◆ SET EXERCISE
Extract each line containing the string "grid".

◆ SOURCE RECORDS
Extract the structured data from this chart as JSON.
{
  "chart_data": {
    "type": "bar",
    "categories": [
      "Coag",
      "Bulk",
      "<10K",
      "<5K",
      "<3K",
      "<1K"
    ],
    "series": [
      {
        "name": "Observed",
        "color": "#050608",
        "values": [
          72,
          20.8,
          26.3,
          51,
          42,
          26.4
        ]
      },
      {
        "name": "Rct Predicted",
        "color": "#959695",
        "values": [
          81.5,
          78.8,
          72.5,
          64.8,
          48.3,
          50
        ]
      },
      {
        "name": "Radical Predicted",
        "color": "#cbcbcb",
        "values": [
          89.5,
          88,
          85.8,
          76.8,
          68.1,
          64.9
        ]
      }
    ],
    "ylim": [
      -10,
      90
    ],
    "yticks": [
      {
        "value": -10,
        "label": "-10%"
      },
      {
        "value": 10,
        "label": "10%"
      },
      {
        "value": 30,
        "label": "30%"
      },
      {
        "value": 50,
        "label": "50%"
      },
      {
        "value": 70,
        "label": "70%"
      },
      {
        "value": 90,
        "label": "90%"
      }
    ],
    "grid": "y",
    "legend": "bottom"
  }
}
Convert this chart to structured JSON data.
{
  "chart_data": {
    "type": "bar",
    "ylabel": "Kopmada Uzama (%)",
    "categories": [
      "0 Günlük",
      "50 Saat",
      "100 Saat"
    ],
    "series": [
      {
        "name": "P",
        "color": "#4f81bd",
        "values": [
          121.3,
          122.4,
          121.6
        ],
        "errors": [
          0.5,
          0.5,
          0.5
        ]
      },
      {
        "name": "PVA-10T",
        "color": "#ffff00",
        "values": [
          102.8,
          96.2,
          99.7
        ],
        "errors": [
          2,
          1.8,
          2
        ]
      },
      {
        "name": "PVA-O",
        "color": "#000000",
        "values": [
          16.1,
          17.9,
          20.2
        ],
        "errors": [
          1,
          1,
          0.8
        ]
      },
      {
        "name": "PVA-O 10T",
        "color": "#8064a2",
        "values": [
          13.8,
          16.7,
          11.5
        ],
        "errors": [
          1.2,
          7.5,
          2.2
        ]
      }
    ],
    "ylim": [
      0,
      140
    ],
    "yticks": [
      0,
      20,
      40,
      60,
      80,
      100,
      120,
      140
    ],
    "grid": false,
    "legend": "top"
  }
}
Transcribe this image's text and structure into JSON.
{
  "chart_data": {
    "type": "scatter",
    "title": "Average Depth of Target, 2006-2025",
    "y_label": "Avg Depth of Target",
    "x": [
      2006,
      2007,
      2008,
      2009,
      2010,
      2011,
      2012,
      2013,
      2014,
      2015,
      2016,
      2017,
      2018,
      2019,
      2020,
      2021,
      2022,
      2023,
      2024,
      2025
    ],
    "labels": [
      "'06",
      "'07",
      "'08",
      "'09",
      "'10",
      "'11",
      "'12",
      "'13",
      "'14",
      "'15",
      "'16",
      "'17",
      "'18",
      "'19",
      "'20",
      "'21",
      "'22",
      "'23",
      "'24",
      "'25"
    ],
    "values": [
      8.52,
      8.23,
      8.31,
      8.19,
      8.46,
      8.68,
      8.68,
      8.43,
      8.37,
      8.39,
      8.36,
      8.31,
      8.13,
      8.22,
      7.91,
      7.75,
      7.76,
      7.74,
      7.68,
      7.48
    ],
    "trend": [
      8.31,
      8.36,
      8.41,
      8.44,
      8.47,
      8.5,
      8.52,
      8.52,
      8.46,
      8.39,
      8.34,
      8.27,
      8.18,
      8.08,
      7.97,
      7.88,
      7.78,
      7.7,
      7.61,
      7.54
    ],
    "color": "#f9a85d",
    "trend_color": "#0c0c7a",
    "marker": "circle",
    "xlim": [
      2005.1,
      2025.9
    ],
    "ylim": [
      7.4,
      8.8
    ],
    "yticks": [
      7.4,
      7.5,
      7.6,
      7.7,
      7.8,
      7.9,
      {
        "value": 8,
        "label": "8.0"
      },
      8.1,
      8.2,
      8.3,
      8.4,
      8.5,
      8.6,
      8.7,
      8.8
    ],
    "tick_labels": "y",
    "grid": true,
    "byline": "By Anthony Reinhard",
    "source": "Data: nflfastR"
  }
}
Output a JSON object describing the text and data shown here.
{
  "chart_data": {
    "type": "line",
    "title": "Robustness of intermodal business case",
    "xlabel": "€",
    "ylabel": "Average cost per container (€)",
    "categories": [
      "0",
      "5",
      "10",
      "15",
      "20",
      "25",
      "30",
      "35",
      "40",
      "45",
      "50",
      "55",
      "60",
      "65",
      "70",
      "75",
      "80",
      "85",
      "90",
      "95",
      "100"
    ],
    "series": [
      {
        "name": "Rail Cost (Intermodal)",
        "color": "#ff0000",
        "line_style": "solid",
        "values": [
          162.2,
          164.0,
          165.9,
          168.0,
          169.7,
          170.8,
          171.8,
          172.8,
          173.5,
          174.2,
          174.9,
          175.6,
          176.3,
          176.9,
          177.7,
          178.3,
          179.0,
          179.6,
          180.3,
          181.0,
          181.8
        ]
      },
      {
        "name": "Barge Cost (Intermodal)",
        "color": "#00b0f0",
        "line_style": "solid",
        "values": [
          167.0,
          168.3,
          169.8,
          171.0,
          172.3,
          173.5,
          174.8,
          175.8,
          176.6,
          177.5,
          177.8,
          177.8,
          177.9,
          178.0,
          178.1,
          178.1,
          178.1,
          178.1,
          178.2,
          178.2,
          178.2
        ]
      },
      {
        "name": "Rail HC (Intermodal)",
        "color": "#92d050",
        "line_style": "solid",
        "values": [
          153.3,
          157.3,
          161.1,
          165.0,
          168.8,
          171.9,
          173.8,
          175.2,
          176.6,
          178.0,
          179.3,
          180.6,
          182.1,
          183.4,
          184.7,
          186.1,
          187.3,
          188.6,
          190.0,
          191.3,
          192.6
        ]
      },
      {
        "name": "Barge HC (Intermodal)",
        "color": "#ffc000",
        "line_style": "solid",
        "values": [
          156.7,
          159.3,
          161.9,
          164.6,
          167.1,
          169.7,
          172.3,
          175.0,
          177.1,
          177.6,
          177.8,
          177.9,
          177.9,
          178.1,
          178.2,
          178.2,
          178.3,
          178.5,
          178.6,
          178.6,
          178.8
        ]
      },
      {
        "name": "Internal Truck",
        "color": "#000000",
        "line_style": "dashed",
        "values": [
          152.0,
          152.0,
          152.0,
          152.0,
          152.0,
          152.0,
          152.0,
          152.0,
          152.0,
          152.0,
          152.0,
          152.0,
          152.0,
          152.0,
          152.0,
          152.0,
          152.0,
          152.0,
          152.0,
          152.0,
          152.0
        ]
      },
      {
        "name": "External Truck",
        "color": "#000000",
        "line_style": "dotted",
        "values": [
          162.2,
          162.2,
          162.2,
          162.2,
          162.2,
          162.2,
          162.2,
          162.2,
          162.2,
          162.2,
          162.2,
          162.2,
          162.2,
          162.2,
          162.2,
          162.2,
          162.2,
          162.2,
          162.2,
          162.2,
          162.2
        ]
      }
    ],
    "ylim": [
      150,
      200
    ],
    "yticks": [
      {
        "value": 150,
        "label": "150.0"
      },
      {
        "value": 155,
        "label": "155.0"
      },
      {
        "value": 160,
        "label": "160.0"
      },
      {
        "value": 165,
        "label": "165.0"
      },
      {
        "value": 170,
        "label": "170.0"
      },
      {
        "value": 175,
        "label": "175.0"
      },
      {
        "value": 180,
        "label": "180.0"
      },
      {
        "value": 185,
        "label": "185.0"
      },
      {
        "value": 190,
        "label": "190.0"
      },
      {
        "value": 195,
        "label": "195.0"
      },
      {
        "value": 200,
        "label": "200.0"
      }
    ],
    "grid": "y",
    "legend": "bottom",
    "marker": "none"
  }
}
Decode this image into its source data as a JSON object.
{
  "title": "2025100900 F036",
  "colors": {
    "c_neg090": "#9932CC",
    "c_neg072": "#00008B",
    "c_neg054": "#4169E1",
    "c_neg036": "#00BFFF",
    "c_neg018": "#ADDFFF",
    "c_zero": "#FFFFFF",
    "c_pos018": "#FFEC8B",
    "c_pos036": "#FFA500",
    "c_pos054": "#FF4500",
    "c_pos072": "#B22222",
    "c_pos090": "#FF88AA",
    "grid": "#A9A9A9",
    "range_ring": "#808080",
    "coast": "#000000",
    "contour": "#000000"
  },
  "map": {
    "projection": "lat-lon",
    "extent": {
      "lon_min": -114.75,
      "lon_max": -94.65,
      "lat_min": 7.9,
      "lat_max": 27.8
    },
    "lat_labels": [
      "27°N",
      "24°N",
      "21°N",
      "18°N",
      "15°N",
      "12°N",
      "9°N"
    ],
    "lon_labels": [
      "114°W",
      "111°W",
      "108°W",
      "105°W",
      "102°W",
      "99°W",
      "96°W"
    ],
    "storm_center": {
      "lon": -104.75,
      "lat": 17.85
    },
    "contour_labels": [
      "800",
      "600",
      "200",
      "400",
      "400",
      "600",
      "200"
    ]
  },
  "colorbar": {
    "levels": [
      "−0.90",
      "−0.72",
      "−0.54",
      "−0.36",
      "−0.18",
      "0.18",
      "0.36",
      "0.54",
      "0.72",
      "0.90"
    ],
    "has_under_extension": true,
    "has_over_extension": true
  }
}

◆ WRITTEN ANSWER
    "grid": "y",
    "grid": false,
    "grid": true,
    "grid": "y",
    "grid": "#A9A9A9",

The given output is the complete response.